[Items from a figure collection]
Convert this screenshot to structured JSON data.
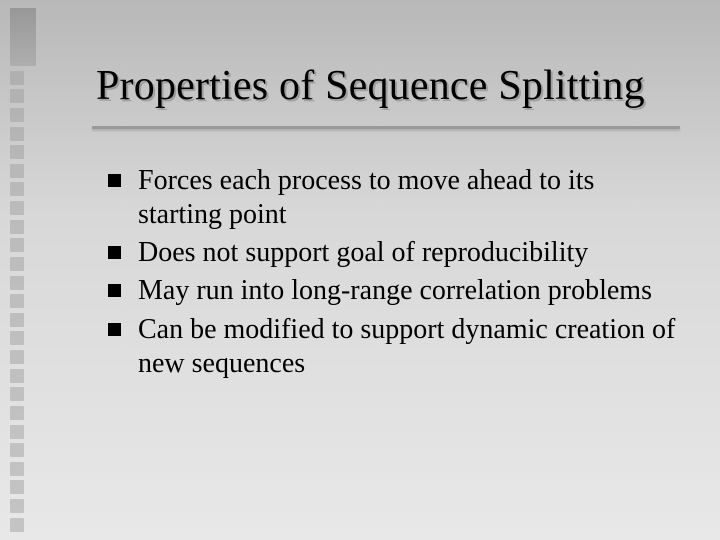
{
  "slide": {
    "title": "Properties of Sequence Splitting",
    "bullets": [
      "Forces each process to move ahead to its starting point",
      "Does not support goal of reproducibility",
      "May run into long-range correlation problems",
      "Can be modified to support dynamic creation of new sequences"
    ]
  },
  "style": {
    "background_gradient": [
      "#b8b8b8",
      "#d8d8d8",
      "#e8e8e8"
    ],
    "title_fontsize": 42,
    "bullet_fontsize": 28,
    "text_color": "#000000",
    "divider_color": "#999999",
    "bullet_marker": "square",
    "decor": {
      "tall_count": 1,
      "square_count": 28,
      "square_color": "#9a9a9a",
      "square_opacity": 0.45
    }
  }
}
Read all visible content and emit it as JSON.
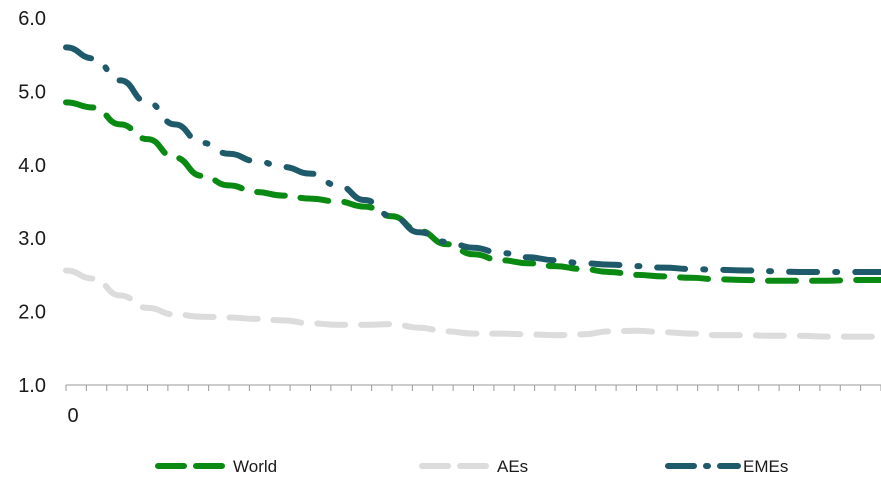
{
  "chart_data": {
    "type": "line",
    "x": [
      0,
      1,
      2,
      3,
      4,
      5,
      6,
      7,
      8,
      9,
      10,
      11,
      12,
      13,
      14,
      15,
      16,
      17,
      18,
      19,
      20,
      21,
      22,
      23,
      24,
      25,
      26,
      27,
      28,
      29,
      30
    ],
    "x_tick_labels": [
      "0"
    ],
    "ylim": [
      1.0,
      6.0
    ],
    "y_ticks": [
      "1.0",
      "2.0",
      "3.0",
      "4.0",
      "5.0",
      "6.0"
    ],
    "grid": false,
    "legend_position": "bottom",
    "series": [
      {
        "name": "World",
        "color": "#0a8a13",
        "dash": "dash",
        "values": [
          4.85,
          4.78,
          4.55,
          4.35,
          4.1,
          3.85,
          3.72,
          3.63,
          3.58,
          3.54,
          3.5,
          3.43,
          3.3,
          3.1,
          2.92,
          2.78,
          2.7,
          2.66,
          2.62,
          2.58,
          2.54,
          2.5,
          2.48,
          2.46,
          2.44,
          2.43,
          2.42,
          2.42,
          2.42,
          2.43,
          2.43
        ]
      },
      {
        "name": "AEs",
        "color": "#dcdcdc",
        "dash": "dash",
        "values": [
          2.56,
          2.45,
          2.22,
          2.05,
          1.96,
          1.93,
          1.92,
          1.9,
          1.88,
          1.84,
          1.82,
          1.82,
          1.83,
          1.78,
          1.73,
          1.7,
          1.7,
          1.69,
          1.68,
          1.69,
          1.73,
          1.74,
          1.72,
          1.7,
          1.68,
          1.68,
          1.67,
          1.67,
          1.66,
          1.66,
          1.66
        ]
      },
      {
        "name": "EMEs",
        "color": "#1e5a6a",
        "dash": "dashdot",
        "values": [
          5.6,
          5.45,
          5.15,
          4.85,
          4.55,
          4.3,
          4.15,
          4.05,
          3.97,
          3.88,
          3.72,
          3.52,
          3.3,
          3.08,
          2.95,
          2.87,
          2.8,
          2.74,
          2.7,
          2.66,
          2.64,
          2.62,
          2.6,
          2.58,
          2.57,
          2.56,
          2.55,
          2.54,
          2.54,
          2.54,
          2.54
        ]
      }
    ]
  }
}
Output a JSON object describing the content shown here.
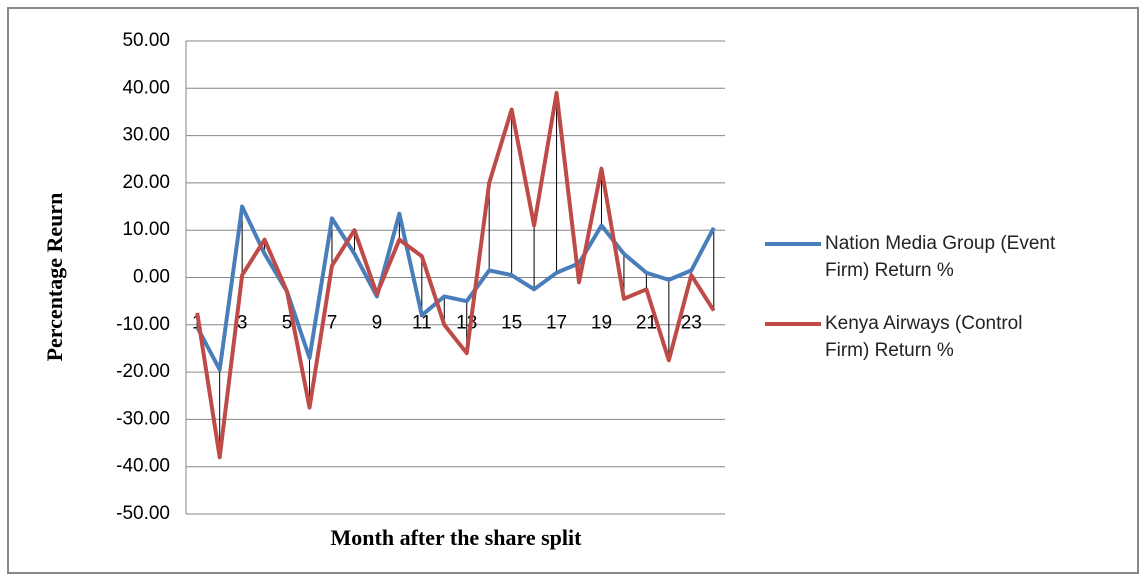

Requirements:
Gather all the lines that include the word "content" and copy them out.

Solution for this exercise:
Read all visible content and emit it as JSON.
Output a JSON object describing the content shown here.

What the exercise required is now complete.